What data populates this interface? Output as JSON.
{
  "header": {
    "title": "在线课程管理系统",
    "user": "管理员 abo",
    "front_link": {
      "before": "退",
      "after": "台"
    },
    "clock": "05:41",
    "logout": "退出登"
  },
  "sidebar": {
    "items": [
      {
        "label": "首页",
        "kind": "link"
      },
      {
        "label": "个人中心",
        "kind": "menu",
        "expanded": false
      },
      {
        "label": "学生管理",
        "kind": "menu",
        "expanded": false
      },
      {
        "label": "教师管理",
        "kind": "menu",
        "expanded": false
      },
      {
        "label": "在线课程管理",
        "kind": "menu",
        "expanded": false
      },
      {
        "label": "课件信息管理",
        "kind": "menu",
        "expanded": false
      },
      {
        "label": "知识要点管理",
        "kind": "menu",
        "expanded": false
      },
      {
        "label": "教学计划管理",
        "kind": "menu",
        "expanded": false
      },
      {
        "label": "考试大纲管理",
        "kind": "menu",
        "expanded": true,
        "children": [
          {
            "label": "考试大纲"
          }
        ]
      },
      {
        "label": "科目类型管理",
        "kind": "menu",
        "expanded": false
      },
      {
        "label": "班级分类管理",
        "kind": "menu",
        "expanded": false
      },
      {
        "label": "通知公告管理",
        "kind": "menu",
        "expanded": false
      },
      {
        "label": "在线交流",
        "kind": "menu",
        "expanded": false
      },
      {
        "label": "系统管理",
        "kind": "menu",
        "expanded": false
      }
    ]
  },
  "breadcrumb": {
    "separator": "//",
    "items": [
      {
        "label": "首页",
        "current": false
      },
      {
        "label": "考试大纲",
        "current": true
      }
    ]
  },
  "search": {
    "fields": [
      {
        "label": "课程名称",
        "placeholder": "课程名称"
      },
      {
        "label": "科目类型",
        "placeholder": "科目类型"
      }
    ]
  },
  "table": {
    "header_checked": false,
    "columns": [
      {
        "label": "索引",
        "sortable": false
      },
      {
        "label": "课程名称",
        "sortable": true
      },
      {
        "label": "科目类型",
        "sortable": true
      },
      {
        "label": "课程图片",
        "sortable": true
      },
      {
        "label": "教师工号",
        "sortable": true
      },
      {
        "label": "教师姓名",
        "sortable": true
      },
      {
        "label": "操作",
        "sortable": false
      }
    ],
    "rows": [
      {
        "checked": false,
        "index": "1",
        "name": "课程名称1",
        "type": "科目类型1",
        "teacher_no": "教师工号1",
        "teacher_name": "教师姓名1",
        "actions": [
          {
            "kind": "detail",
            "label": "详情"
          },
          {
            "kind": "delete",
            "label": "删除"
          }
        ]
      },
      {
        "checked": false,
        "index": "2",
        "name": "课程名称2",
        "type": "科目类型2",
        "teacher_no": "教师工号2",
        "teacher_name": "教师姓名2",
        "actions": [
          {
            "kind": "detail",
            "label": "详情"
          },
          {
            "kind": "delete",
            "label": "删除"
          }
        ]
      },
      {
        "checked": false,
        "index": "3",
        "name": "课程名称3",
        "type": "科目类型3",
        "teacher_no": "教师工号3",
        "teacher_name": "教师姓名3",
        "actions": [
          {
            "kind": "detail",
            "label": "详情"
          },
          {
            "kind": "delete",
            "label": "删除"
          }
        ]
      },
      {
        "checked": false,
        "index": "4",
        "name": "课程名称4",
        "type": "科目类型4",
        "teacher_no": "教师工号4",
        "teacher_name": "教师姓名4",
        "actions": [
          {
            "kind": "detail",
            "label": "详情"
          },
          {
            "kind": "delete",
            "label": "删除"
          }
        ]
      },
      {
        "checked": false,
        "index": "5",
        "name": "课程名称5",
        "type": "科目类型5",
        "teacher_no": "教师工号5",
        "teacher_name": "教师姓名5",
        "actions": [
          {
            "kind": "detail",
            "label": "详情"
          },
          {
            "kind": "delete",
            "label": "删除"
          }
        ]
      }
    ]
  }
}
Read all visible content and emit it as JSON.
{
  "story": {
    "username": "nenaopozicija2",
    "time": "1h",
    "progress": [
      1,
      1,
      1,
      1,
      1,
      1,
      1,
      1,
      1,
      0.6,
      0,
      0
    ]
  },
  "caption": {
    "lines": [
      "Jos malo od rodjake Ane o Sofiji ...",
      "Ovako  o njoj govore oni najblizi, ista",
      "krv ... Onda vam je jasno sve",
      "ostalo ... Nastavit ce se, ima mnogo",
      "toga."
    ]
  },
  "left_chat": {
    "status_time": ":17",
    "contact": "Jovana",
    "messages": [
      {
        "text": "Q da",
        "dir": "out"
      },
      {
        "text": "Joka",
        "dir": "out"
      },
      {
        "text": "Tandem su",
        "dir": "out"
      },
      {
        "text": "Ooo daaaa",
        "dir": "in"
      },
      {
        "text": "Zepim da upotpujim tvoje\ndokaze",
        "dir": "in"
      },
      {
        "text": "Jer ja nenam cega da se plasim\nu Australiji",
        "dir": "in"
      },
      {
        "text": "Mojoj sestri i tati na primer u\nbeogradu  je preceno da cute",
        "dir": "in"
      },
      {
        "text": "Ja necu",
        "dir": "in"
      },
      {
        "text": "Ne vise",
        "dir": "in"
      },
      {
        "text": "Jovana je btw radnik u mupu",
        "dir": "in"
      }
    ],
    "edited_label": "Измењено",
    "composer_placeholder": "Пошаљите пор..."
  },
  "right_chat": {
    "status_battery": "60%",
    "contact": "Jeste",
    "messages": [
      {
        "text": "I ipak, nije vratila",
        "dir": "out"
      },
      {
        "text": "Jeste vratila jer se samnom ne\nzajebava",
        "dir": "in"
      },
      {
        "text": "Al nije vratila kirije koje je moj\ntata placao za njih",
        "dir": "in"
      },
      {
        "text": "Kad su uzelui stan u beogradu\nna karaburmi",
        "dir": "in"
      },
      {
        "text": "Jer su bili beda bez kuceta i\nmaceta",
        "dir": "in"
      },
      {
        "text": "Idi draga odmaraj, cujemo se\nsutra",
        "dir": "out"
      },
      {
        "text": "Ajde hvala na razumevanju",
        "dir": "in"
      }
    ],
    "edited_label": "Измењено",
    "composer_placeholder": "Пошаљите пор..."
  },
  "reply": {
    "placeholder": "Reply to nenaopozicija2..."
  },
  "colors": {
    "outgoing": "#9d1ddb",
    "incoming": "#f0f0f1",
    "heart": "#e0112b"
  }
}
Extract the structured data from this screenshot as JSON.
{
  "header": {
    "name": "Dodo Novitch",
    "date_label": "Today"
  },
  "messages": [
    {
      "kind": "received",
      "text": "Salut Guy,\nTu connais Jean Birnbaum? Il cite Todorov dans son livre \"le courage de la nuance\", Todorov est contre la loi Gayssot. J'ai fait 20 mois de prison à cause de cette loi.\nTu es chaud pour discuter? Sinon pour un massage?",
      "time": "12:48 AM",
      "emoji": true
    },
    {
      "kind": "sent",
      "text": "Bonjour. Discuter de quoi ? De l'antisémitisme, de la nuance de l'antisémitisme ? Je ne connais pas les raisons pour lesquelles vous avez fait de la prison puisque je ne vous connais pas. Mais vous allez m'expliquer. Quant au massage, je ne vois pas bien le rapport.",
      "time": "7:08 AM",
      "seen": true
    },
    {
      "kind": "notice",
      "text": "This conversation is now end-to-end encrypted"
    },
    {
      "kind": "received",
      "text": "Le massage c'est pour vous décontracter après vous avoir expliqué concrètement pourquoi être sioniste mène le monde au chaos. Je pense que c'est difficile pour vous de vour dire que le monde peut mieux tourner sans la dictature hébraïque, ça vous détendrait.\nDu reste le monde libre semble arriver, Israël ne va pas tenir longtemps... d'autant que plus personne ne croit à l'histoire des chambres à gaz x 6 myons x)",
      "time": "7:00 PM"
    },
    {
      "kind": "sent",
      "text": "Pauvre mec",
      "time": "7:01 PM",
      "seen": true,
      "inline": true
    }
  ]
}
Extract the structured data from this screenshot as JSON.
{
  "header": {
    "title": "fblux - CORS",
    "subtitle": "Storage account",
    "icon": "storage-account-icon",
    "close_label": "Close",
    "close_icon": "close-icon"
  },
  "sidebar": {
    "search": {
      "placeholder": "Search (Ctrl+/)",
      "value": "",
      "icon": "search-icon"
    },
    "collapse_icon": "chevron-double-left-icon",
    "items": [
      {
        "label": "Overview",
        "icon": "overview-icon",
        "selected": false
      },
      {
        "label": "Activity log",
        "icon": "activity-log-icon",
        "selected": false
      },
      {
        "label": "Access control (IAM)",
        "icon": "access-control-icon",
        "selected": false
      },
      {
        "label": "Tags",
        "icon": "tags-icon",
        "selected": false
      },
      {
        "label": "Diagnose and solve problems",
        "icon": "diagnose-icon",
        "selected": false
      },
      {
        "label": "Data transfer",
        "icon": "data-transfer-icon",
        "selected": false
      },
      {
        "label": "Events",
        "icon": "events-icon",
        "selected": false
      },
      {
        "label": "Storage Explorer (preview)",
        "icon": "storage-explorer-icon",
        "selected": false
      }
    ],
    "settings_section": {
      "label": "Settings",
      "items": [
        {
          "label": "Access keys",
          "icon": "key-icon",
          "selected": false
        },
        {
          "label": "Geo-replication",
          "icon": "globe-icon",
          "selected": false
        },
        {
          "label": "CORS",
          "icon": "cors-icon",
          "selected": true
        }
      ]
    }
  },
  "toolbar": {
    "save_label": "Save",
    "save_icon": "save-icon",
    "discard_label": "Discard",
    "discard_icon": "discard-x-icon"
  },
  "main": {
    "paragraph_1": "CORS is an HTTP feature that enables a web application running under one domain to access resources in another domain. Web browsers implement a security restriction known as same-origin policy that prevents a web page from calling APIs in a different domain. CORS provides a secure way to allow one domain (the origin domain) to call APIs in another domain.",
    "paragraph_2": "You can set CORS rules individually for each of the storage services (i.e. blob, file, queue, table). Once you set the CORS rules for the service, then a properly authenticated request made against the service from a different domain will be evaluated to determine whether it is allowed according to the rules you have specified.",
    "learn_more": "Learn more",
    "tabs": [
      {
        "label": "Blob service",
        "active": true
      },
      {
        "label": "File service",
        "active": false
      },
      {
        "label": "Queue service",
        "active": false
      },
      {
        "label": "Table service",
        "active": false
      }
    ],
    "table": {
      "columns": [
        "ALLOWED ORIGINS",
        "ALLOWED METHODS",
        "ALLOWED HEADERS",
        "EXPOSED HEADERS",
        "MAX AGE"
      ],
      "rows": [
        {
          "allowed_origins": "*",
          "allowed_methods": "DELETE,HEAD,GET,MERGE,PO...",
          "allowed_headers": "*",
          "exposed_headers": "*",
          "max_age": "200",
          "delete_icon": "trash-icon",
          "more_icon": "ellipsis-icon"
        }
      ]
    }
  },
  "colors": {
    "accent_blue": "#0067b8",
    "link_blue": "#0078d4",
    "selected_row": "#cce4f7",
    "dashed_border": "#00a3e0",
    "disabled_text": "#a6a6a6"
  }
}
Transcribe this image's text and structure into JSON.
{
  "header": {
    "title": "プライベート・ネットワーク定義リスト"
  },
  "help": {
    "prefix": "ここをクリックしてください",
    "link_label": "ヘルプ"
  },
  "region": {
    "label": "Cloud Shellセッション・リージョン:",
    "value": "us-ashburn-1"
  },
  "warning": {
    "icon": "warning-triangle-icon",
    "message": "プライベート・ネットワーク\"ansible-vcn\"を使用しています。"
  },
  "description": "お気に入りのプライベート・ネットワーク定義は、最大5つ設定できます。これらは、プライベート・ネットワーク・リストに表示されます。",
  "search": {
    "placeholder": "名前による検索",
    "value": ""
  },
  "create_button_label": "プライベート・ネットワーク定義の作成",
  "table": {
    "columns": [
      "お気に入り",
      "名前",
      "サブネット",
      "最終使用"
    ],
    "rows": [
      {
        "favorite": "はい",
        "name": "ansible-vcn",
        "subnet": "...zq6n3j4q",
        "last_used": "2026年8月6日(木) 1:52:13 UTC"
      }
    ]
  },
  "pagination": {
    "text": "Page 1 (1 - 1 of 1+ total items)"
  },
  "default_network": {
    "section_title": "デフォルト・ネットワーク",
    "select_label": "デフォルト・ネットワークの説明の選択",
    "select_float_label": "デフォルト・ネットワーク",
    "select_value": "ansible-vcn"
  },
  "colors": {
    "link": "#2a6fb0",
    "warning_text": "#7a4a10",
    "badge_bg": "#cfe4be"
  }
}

-*-

What you should do
From the data above, show each line that contains "fait".

Solution to the exercise
      "text": "Salut Guy,\nTu connais Jean Birnbaum? Il cite Todorov dans son livre \"le courage de la nuance\", Todorov est contre la loi Gayssot. J'ai fait 20 mois de prison à cause de cette loi.\nTu es chaud pour discuter? Sinon pour un massage?",
      "text": "Bonjour. Discuter de quoi ? De l'antisémitisme, de la nuance de l'antisémitisme ? Je ne connais pas les raisons pour lesquelles vous avez fait de la prison puisque je ne vous connais pas. Mais vous allez m'expliquer. Quant au massage, je ne vois pas bien le rapport.",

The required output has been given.